> [What is expected]:
Your answer is a single number: how many lines hold the word "count"?

> [Task data]:
--*--

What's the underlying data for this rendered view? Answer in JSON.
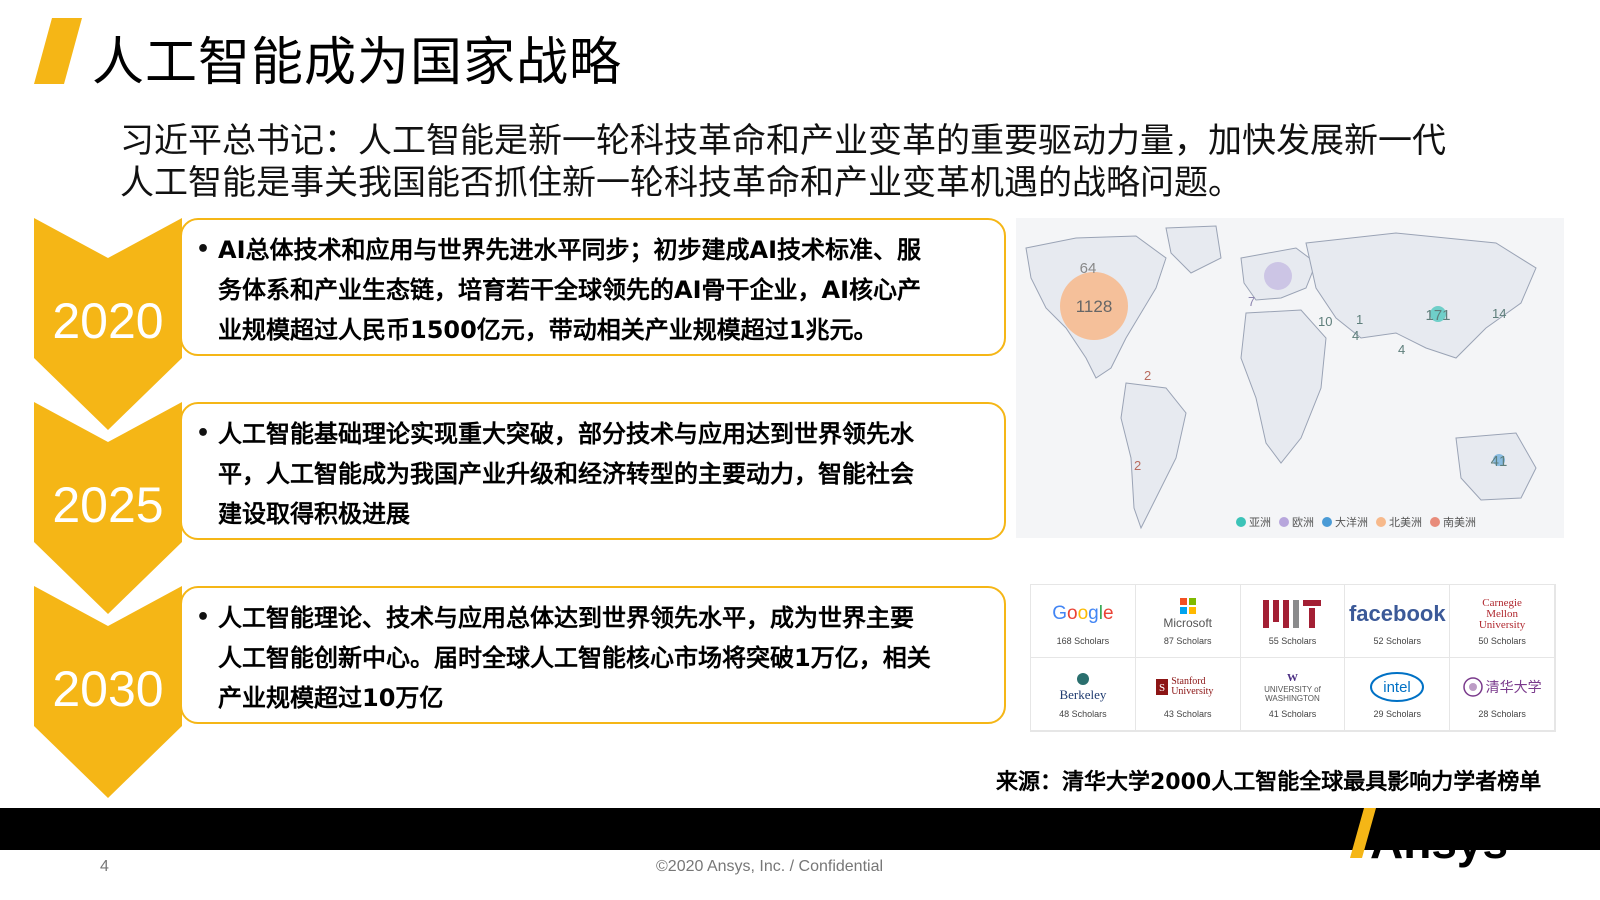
{
  "slide": {
    "title": "人工智能成为国家战略",
    "quote": [
      "习近平总书记：人工智能是新一轮科技革命和产业变革的重要驱动力量，加快发展新一代",
      "人工智能是事关我国能否抓住新一轮科技革命和产业变革机遇的战略问题。"
    ]
  },
  "timeline": [
    {
      "year": "2020",
      "lines": [
        "AI总体技术和应用与世界先进水平同步；初步建成AI技术标准、服",
        "务体系和产业生态链，培育若干全球领先的AI骨干企业，AI核心产",
        "业规模超过人民币1500亿元，带动相关产业规模超过1兆元。"
      ]
    },
    {
      "year": "2025",
      "lines": [
        "人工智能基础理论实现重大突破，部分技术与应用达到世界领先水",
        "平，人工智能成为我国产业升级和经济转型的主要动力，智能社会",
        "建设取得积极进展"
      ]
    },
    {
      "year": "2030",
      "lines": [
        "人工智能理论、技术与应用总体达到世界领先水平，成为世界主要",
        "人工智能创新中心。届时全球人工智能核心市场将突破1万亿，相关",
        "产业规模超过10万亿"
      ]
    }
  ],
  "map": {
    "labels": [
      "64",
      "1128",
      "171",
      "41",
      "4",
      "4",
      "1",
      "10",
      "7",
      "2",
      "2",
      "14"
    ],
    "legend": [
      {
        "label": "亚洲",
        "color": "#3cc3b8"
      },
      {
        "label": "欧洲",
        "color": "#b7a6dc"
      },
      {
        "label": "大洋洲",
        "color": "#4a9bd6"
      },
      {
        "label": "北美洲",
        "color": "#f7b98b"
      },
      {
        "label": "南美洲",
        "color": "#e88c7b"
      }
    ]
  },
  "orgs": [
    {
      "name": "Google",
      "count": "168 Scholars"
    },
    {
      "name": "Microsoft",
      "count": "87 Scholars"
    },
    {
      "name": "MIT",
      "count": "55 Scholars"
    },
    {
      "name": "facebook",
      "count": "52 Scholars"
    },
    {
      "name": "Carnegie Mellon University",
      "count": "50 Scholars"
    },
    {
      "name": "Berkeley",
      "count": "48 Scholars"
    },
    {
      "name": "Stanford University",
      "count": "43 Scholars"
    },
    {
      "name": "UNIVERSITY of WASHINGTON",
      "count": "41 Scholars"
    },
    {
      "name": "intel",
      "count": "29 Scholars"
    },
    {
      "name": "清华大学",
      "count": "28 Scholars"
    }
  ],
  "source": "来源：清华大学2000人工智能全球最具影响力学者榜单",
  "footer": {
    "page": "4",
    "copyright": "©2020 Ansys, Inc. / Confidential",
    "brand": "Ansys"
  },
  "colors": {
    "accent": "#f5b616",
    "black": "#000000"
  }
}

--*--

> [Solution to the exercise]:
10